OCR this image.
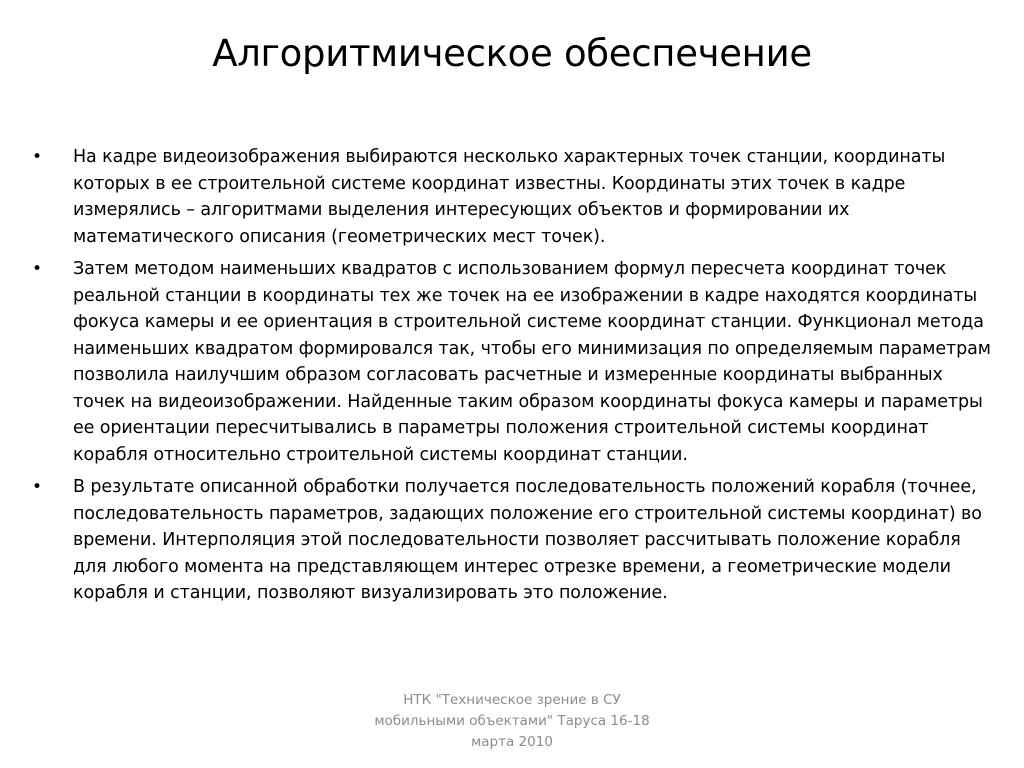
Алгоритмическое обеспечение
• На кадре видеоизображения выбираются несколько характерных точек станции, координаты которых в ее строительной системе координат известны. Координаты этих точек в кадре измерялись – алгоритмами выделения интересующих объектов и формировании их математического описания (геометрических мест точек).
• Затем методом наименьших квадратов с использованием формул пересчета координат точек реальной станции в координаты тех же точек на ее изображении в кадре находятся координаты фокуса камеры и ее ориентация в строительной системе координат станции. Функционал метода наименьших квадратом формировался так, чтобы его минимизация по определяемым параметрам позволила наилучшим образом согласовать расчетные и измеренные координаты выбранных точек на видеоизображении. Найденные таким образом координаты фокуса камеры и параметры ее ориентации пересчитывались в параметры положения строительной системы координат корабля относительно строительной системы координат станции.
• В результате описанной обработки получается последовательность положений корабля (точнее, последовательность параметров, задающих положение его строительной системы координат) во времени. Интерполяция этой последовательности позволяет рассчитывать положение корабля для любого момента на представляющем интерес отрезке времени, а геометрические модели корабля и станции, позволяют визуализировать это положение.
НТК "Техническое зрение в СУ
мобильными объектами" Таруса 16-18
марта 2010
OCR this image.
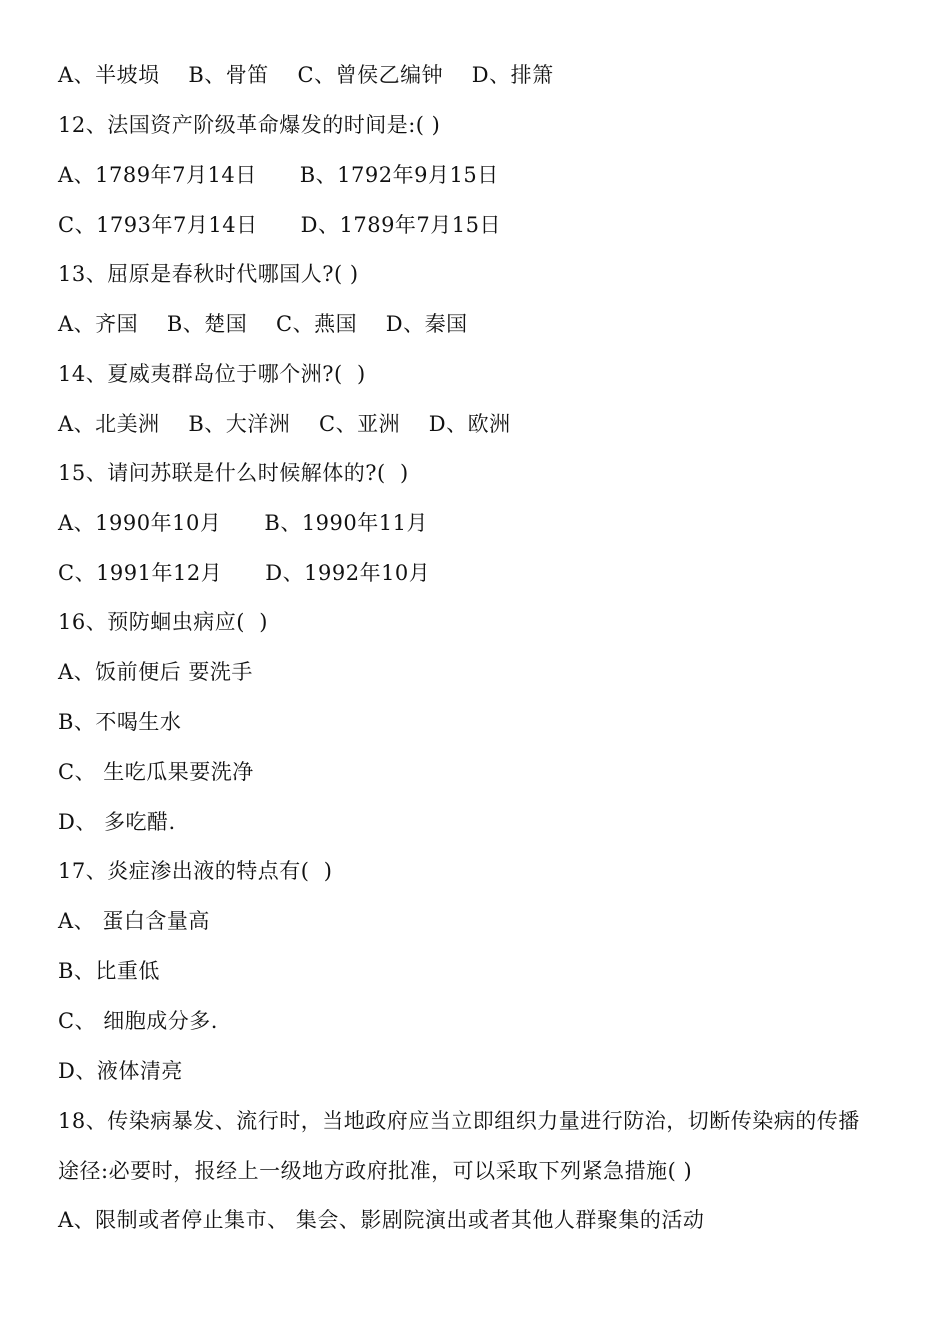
A、半坡埙    B、骨笛    C、曾侯乙编钟    D、排箫
12、法国资产阶级革命爆发的时间是:( )
A、1789年7月14日      B、1792年9月15日
C、1793年7月14日      D、1789年7月15日
13、屈原是春秋时代哪国人?( )
A、齐国    B、楚国    C、燕国    D、秦国
14、夏威夷群岛位于哪个洲?(  )
A、北美洲    B、大洋洲    C、亚洲    D、欧洲
15、请问苏联是什么时候解体的?(  )
A、1990年10月      B、1990年11月
C、1991年12月      D、1992年10月
16、预防蛔虫病应(  )
A、饭前便后 要洗手
B、不喝生水
C、 生吃瓜果要洗净
D、 多吃醋.
17、炎症渗出液的特点有(  )
A、 蛋白含量高
B、比重低
C、 细胞成分多.
D、液体清亮
18、传染病暴发、流行时，当地政府应当立即组织力量进行防治，切断传染病的传播
途径:必要时，报经上一级地方政府批准，可以采取下列紧急措施( )
A、限制或者停止集市、 集会、影剧院演出或者其他人群聚集的活动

- - -

Copy the data character for character, but drop all pictures from the copy.

* [The result]:
OCR this image.
Алгоритмическое обеспечение
• На кадре видеоизображения выбираются несколько характерных точек станции, координаты которых в ее строительной системе координат известны. Координаты этих точек в кадре измерялись – алгоритмами выделения интересующих объектов и формировании их математического описания (геометрических мест точек).
• Затем методом наименьших квадратов с использованием формул пересчета координат точек реальной станции в координаты тех же точек на ее изображении в кадре находятся координаты фокуса камеры и ее ориентация в строительной системе координат станции. Функционал метода наименьших квадратом формировался так, чтобы его минимизация по определяемым параметрам позволила наилучшим образом согласовать расчетные и измеренные координаты выбранных точек на видеоизображении. Найденные таким образом координаты фокуса камеры и параметры ее ориентации пересчитывались в параметры положения строительной системы координат корабля относительно строительной системы координат станции.
• В результате описанной обработки получается последовательность положений корабля (точнее, последовательность параметров, задающих положение его строительной системы координат) во времени. Интерполяция этой последовательности позволяет рассчитывать положение корабля для любого момента на представляющем интерес отрезке времени, а геометрические модели корабля и станции, позволяют визуализировать это положение.
НТК "Техническое зрение в СУ
мобильными объектами" Таруса 16-18
марта 2010
OCR this image.
A、半坡埙    B、骨笛    C、曾侯乙编钟    D、排箫
12、法国资产阶级革命爆发的时间是:( )
A、1789年7月14日      B、1792年9月15日
C、1793年7月14日      D、1789年7月15日
13、屈原是春秋时代哪国人?( )
A、齐国    B、楚国    C、燕国    D、秦国
14、夏威夷群岛位于哪个洲?(  )
A、北美洲    B、大洋洲    C、亚洲    D、欧洲
15、请问苏联是什么时候解体的?(  )
A、1990年10月      B、1990年11月
C、1991年12月      D、1992年10月
16、预防蛔虫病应(  )
A、饭前便后 要洗手
B、不喝生水
C、 生吃瓜果要洗净
D、 多吃醋.
17、炎症渗出液的特点有(  )
A、 蛋白含量高
B、比重低
C、 细胞成分多.
D、液体清亮
18、传染病暴发、流行时，当地政府应当立即组织力量进行防治，切断传染病的传播
途径:必要时，报经上一级地方政府批准，可以采取下列紧急措施( )
A、限制或者停止集市、 集会、影剧院演出或者其他人群聚集的活动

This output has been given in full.